* Exercise goal: Find all lines in the listing that include the word "this", then copy them.

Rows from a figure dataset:
◇ ◇ ◇ ◇ ◇ ◇ ◇

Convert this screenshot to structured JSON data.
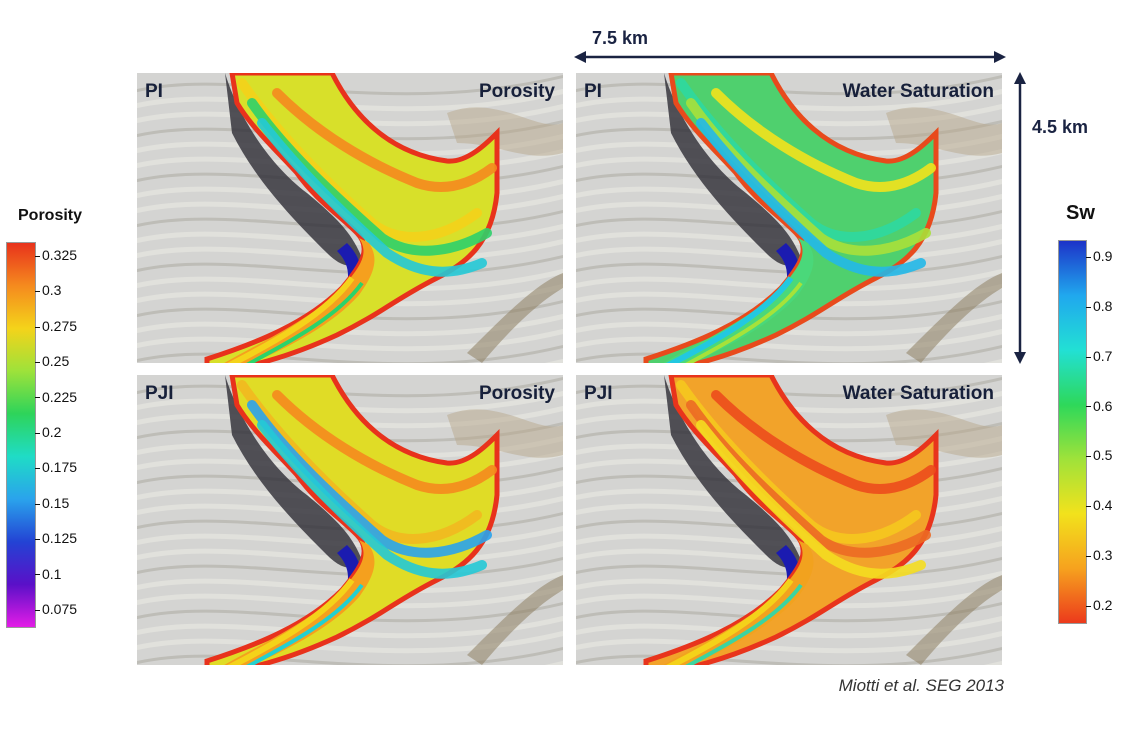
{
  "panels": [
    {
      "tag": "PI",
      "property": "Porosity"
    },
    {
      "tag": "PI",
      "property": "Water Saturation"
    },
    {
      "tag": "PJI",
      "property": "Porosity"
    },
    {
      "tag": "PJI",
      "property": "Water Saturation"
    }
  ],
  "scale": {
    "horizontal": "7.5 km",
    "vertical": "4.5 km"
  },
  "porosity_bar": {
    "title": "Porosity",
    "ticks": [
      "0.325",
      "0.3",
      "0.275",
      "0.25",
      "0.225",
      "0.2",
      "0.175",
      "0.15",
      "0.125",
      "0.1",
      "0.075"
    ],
    "colors": [
      "#e8321c",
      "#f58a1e",
      "#f4d31a",
      "#9ee23a",
      "#2ed45a",
      "#1fdcc6",
      "#2aa3ec",
      "#2343d4",
      "#5a10c8",
      "#e31ce6"
    ]
  },
  "sw_bar": {
    "title": "Sw",
    "ticks": [
      "0.9",
      "0.8",
      "0.7",
      "0.6",
      "0.5",
      "0.4",
      "0.3",
      "0.2"
    ],
    "colors": [
      "#1d33c8",
      "#20a8ee",
      "#22e0d4",
      "#2ed85a",
      "#9fe23a",
      "#f2e21c",
      "#f6a21e",
      "#ec3a1c"
    ]
  },
  "credit": "Miotti et al. SEG 2013"
}
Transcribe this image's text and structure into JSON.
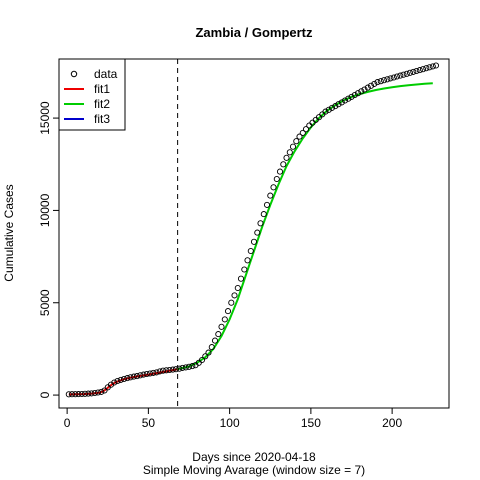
{
  "chart_data": {
    "type": "scatter",
    "title": "Zambia / Gompertz",
    "xlabel": "Days since 2020-04-18",
    "xlabel2": "Simple Moving Avarage (window size = 7)",
    "ylabel": "Cumulative Cases",
    "xlim": [
      -5,
      235
    ],
    "ylim": [
      -700,
      18200
    ],
    "x_ticks": [
      0,
      50,
      100,
      150,
      200
    ],
    "y_ticks": [
      0,
      5000,
      10000,
      15000
    ],
    "x_tick_labels": [
      "0",
      "50",
      "100",
      "150",
      "200"
    ],
    "y_tick_labels": [
      "0",
      "5000",
      "10000",
      "15000"
    ],
    "vline_x": 68,
    "legend": {
      "position": "top-left",
      "entries": [
        {
          "label": "data",
          "kind": "point",
          "color": "#000000"
        },
        {
          "label": "fit1",
          "kind": "line",
          "color": "#ee0000"
        },
        {
          "label": "fit2",
          "kind": "line",
          "color": "#00cc00"
        },
        {
          "label": "fit3",
          "kind": "line",
          "color": "#0000cc"
        }
      ]
    },
    "data_points": {
      "x": [
        1,
        3,
        5,
        7,
        9,
        11,
        13,
        15,
        17,
        19,
        21,
        23,
        25,
        27,
        29,
        31,
        33,
        35,
        37,
        39,
        41,
        43,
        45,
        47,
        49,
        51,
        53,
        55,
        57,
        59,
        61,
        63,
        65,
        67,
        69,
        71,
        73,
        75,
        77,
        79,
        81,
        83,
        85,
        87,
        89,
        91,
        93,
        95,
        97,
        99,
        101,
        103,
        105,
        107,
        109,
        111,
        113,
        115,
        117,
        119,
        121,
        123,
        125,
        127,
        129,
        131,
        133,
        135,
        137,
        139,
        141,
        143,
        145,
        147,
        149,
        151,
        153,
        155,
        157,
        159,
        161,
        163,
        165,
        167,
        169,
        171,
        173,
        175,
        177,
        179,
        181,
        183,
        185,
        187,
        189,
        191,
        193,
        195,
        197,
        199,
        201,
        203,
        205,
        207,
        209,
        211,
        213,
        215,
        217,
        219,
        221,
        223,
        225,
        227
      ],
      "y": [
        40,
        45,
        50,
        55,
        60,
        70,
        80,
        90,
        110,
        140,
        170,
        250,
        420,
        560,
        680,
        760,
        820,
        870,
        920,
        960,
        1000,
        1030,
        1070,
        1110,
        1140,
        1170,
        1200,
        1230,
        1280,
        1320,
        1340,
        1360,
        1380,
        1400,
        1430,
        1470,
        1500,
        1530,
        1570,
        1620,
        1750,
        1900,
        2100,
        2300,
        2600,
        2950,
        3300,
        3700,
        4100,
        4550,
        5000,
        5400,
        5800,
        6300,
        6800,
        7300,
        7800,
        8300,
        8800,
        9300,
        9800,
        10300,
        10800,
        11250,
        11700,
        12100,
        12500,
        12850,
        13150,
        13450,
        13750,
        14000,
        14200,
        14400,
        14600,
        14750,
        14900,
        15050,
        15200,
        15350,
        15450,
        15550,
        15650,
        15750,
        15850,
        15950,
        16050,
        16150,
        16250,
        16350,
        16450,
        16550,
        16650,
        16750,
        16850,
        16950,
        17000,
        17050,
        17100,
        17150,
        17200,
        17250,
        17300,
        17350,
        17400,
        17450,
        17500,
        17550,
        17600,
        17650,
        17700,
        17750,
        17800,
        17850
      ]
    },
    "series": [
      {
        "name": "fit1",
        "color": "#ee0000",
        "x": [
          1,
          5,
          10,
          15,
          20,
          22,
          24,
          26,
          28,
          30,
          35,
          40,
          45,
          50,
          55,
          60,
          65,
          68
        ],
        "y": [
          30,
          40,
          55,
          80,
          130,
          200,
          320,
          470,
          600,
          700,
          860,
          960,
          1040,
          1110,
          1190,
          1270,
          1350,
          1400
        ]
      },
      {
        "name": "fit2",
        "color": "#00cc00",
        "x": [
          68,
          75,
          80,
          85,
          90,
          95,
          100,
          105,
          110,
          115,
          120,
          125,
          130,
          135,
          140,
          145,
          150,
          155,
          160,
          165,
          170,
          175,
          180,
          185,
          190,
          195,
          200,
          205,
          210,
          215,
          220,
          225
        ],
        "y": [
          1400,
          1550,
          1750,
          2050,
          2500,
          3200,
          4100,
          5200,
          6500,
          7800,
          9100,
          10300,
          11400,
          12400,
          13200,
          13900,
          14500,
          15000,
          15400,
          15700,
          15950,
          16150,
          16300,
          16420,
          16520,
          16600,
          16670,
          16730,
          16780,
          16820,
          16860,
          16890
        ]
      }
    ]
  }
}
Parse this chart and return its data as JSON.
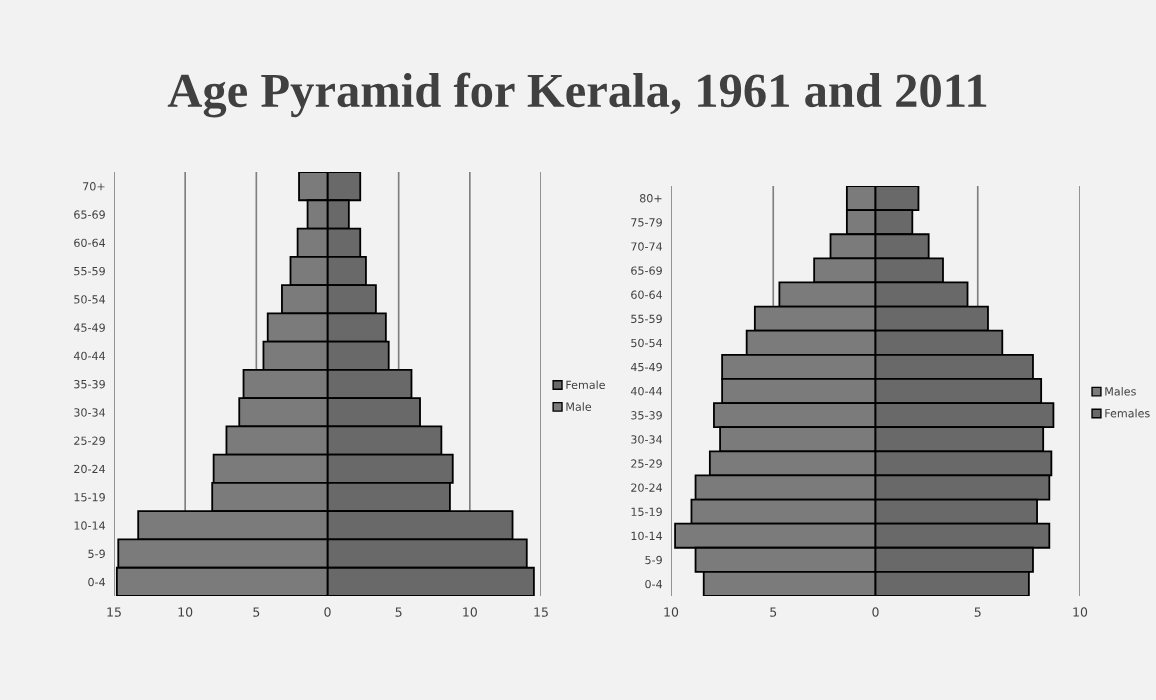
{
  "chart_data": [
    {
      "type": "bar",
      "title": "Age Pyramid for Kerala, 1961 and 2011",
      "orientation": "horizontal",
      "stacked": true,
      "categories": [
        "70+",
        "65-69",
        "60-64",
        "55-59",
        "50-54",
        "45-49",
        "40-44",
        "35-39",
        "30-34",
        "25-29",
        "20-24",
        "15-19",
        "10-14",
        "5-9",
        "0-4"
      ],
      "series": [
        {
          "name": "Female",
          "color": "#696969",
          "values": [
            2.3,
            1.5,
            2.3,
            2.7,
            3.4,
            4.1,
            4.3,
            5.9,
            6.5,
            8.0,
            8.8,
            8.6,
            13.0,
            14.0,
            14.5
          ]
        },
        {
          "name": "Male",
          "color": "#7b7b7b",
          "values": [
            -2.0,
            -1.4,
            -2.1,
            -2.6,
            -3.2,
            -4.2,
            -4.5,
            -5.9,
            -6.2,
            -7.1,
            -8.0,
            -8.1,
            -13.3,
            -14.7,
            -14.8
          ]
        }
      ],
      "xlim": [
        -15,
        15
      ],
      "xticks": [
        {
          "value": -15,
          "label": "15"
        },
        {
          "value": -10,
          "label": "10"
        },
        {
          "value": -5,
          "label": "5"
        },
        0,
        5,
        10,
        15
      ],
      "grid": "x",
      "legend": "right"
    },
    {
      "type": "bar",
      "orientation": "horizontal",
      "stacked": true,
      "categories": [
        "80+",
        "75-79",
        "70-74",
        "65-69",
        "60-64",
        "55-59",
        "50-54",
        "45-49",
        "40-44",
        "35-39",
        "30-34",
        "25-29",
        "20-24",
        "15-19",
        "10-14",
        "5-9",
        "0-4"
      ],
      "series": [
        {
          "name": "Males",
          "color": "#7b7b7b",
          "values": [
            -1.4,
            -1.4,
            -2.2,
            -3.0,
            -4.7,
            -5.9,
            -6.3,
            -7.5,
            -7.5,
            -7.9,
            -7.6,
            -8.1,
            -8.8,
            -9.0,
            -9.8,
            -8.8,
            -8.4
          ]
        },
        {
          "name": "Females",
          "color": "#696969",
          "values": [
            2.1,
            1.8,
            2.6,
            3.3,
            4.5,
            5.5,
            6.2,
            7.7,
            8.1,
            8.7,
            8.2,
            8.6,
            8.5,
            7.9,
            8.5,
            7.7,
            7.5
          ]
        }
      ],
      "xlim": [
        -10,
        10
      ],
      "xticks": [
        {
          "value": -10,
          "label": "10"
        },
        {
          "value": -5,
          "label": "5"
        },
        0,
        5,
        10
      ],
      "grid": "x",
      "legend": "right"
    }
  ]
}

◇ ◇ ◇ ◇ ◇ ◇ ◇

* Final answer:
Convert this screenshot to structured JSON data.
Transcribe this image's text and structure into JSON.
Parse this chart and return its data as JSON.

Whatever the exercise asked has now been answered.